Task objective:
Copy the data precisely, character for character, and leave out every picture.

Data:
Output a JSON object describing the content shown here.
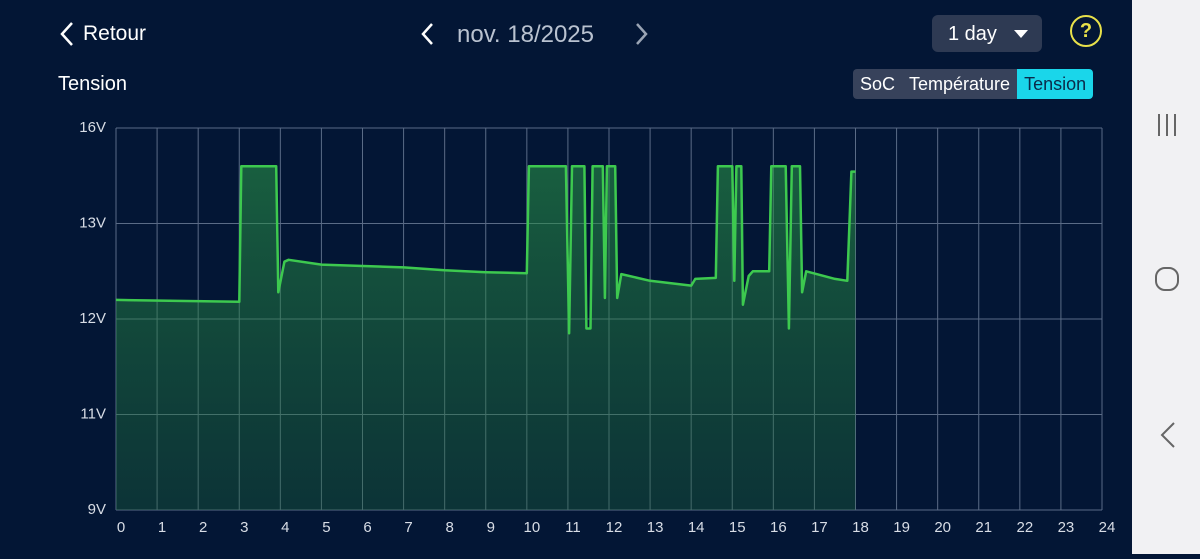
{
  "header": {
    "back": "Retour",
    "date": "nov. 18/2025",
    "range": "1 day",
    "help": "?"
  },
  "tabs": [
    "SoC",
    "Température",
    "Tension"
  ],
  "chart_data": {
    "type": "line",
    "title": "Tension",
    "xlim": [
      0,
      24
    ],
    "xticks": [
      0,
      1,
      2,
      3,
      4,
      5,
      6,
      7,
      8,
      9,
      10,
      11,
      12,
      13,
      14,
      15,
      16,
      17,
      18,
      19,
      20,
      21,
      22,
      23,
      24
    ],
    "ylim": [
      9,
      16
    ],
    "yticks": [
      {
        "value": 9,
        "label": "9V"
      },
      {
        "value": 11,
        "label": "11V"
      },
      {
        "value": 12,
        "label": "12V"
      },
      {
        "value": 13,
        "label": "13V"
      },
      {
        "value": 16,
        "label": "16V"
      }
    ],
    "grid": true,
    "series": [
      {
        "name": "Tension",
        "color": "#3dc94f",
        "x": [
          0,
          1.5,
          3.0,
          3.05,
          3.9,
          3.95,
          4.1,
          4.2,
          5,
          7,
          8,
          9,
          10,
          10.05,
          10.95,
          11.03,
          11.1,
          11.4,
          11.45,
          11.55,
          11.6,
          11.85,
          11.9,
          11.95,
          12.15,
          12.2,
          12.3,
          13,
          14,
          14.1,
          14.6,
          14.65,
          15.0,
          15.05,
          15.1,
          15.22,
          15.26,
          15.4,
          15.5,
          15.9,
          15.95,
          16.3,
          16.38,
          16.45,
          16.65,
          16.7,
          16.8,
          17.5,
          17.8,
          17.9,
          18.0
        ],
        "values": [
          12.2,
          12.19,
          12.18,
          14.8,
          14.8,
          12.28,
          12.6,
          12.62,
          12.57,
          12.54,
          12.51,
          12.49,
          12.48,
          14.8,
          14.8,
          11.85,
          14.8,
          14.8,
          11.9,
          11.9,
          14.8,
          14.8,
          12.22,
          14.8,
          14.8,
          12.22,
          12.47,
          12.4,
          12.35,
          12.42,
          12.43,
          14.8,
          14.8,
          12.4,
          14.8,
          14.8,
          12.15,
          12.45,
          12.5,
          12.5,
          14.8,
          14.8,
          11.9,
          14.8,
          14.8,
          12.28,
          12.5,
          12.42,
          12.4,
          14.63,
          14.63
        ]
      }
    ]
  }
}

Solved problem:
Output a JSON object describing the content shown here.
{
  "header": {
    "back": "Retour",
    "date": "nov. 18/2025",
    "range": "1 day",
    "help": "?"
  },
  "tabs": [
    "SoC",
    "Température",
    "Tension"
  ],
  "chart_data": {
    "type": "line",
    "title": "Tension",
    "xlim": [
      0,
      24
    ],
    "xticks": [
      0,
      1,
      2,
      3,
      4,
      5,
      6,
      7,
      8,
      9,
      10,
      11,
      12,
      13,
      14,
      15,
      16,
      17,
      18,
      19,
      20,
      21,
      22,
      23,
      24
    ],
    "ylim": [
      9,
      16
    ],
    "yticks": [
      {
        "value": 9,
        "label": "9V"
      },
      {
        "value": 11,
        "label": "11V"
      },
      {
        "value": 12,
        "label": "12V"
      },
      {
        "value": 13,
        "label": "13V"
      },
      {
        "value": 16,
        "label": "16V"
      }
    ],
    "grid": true,
    "series": [
      {
        "name": "Tension",
        "color": "#3dc94f",
        "x": [
          0,
          1.5,
          3.0,
          3.05,
          3.9,
          3.95,
          4.1,
          4.2,
          5,
          7,
          8,
          9,
          10,
          10.05,
          10.95,
          11.03,
          11.1,
          11.4,
          11.45,
          11.55,
          11.6,
          11.85,
          11.9,
          11.95,
          12.15,
          12.2,
          12.3,
          13,
          14,
          14.1,
          14.6,
          14.65,
          15.0,
          15.05,
          15.1,
          15.22,
          15.26,
          15.4,
          15.5,
          15.9,
          15.95,
          16.3,
          16.38,
          16.45,
          16.65,
          16.7,
          16.8,
          17.5,
          17.8,
          17.9,
          18.0
        ],
        "values": [
          12.2,
          12.19,
          12.18,
          14.8,
          14.8,
          12.28,
          12.6,
          12.62,
          12.57,
          12.54,
          12.51,
          12.49,
          12.48,
          14.8,
          14.8,
          11.85,
          14.8,
          14.8,
          11.9,
          11.9,
          14.8,
          14.8,
          12.22,
          14.8,
          14.8,
          12.22,
          12.47,
          12.4,
          12.35,
          12.42,
          12.43,
          14.8,
          14.8,
          12.4,
          14.8,
          14.8,
          12.15,
          12.45,
          12.5,
          12.5,
          14.8,
          14.8,
          11.9,
          14.8,
          14.8,
          12.28,
          12.5,
          12.42,
          12.4,
          14.63,
          14.63
        ]
      }
    ]
  }
}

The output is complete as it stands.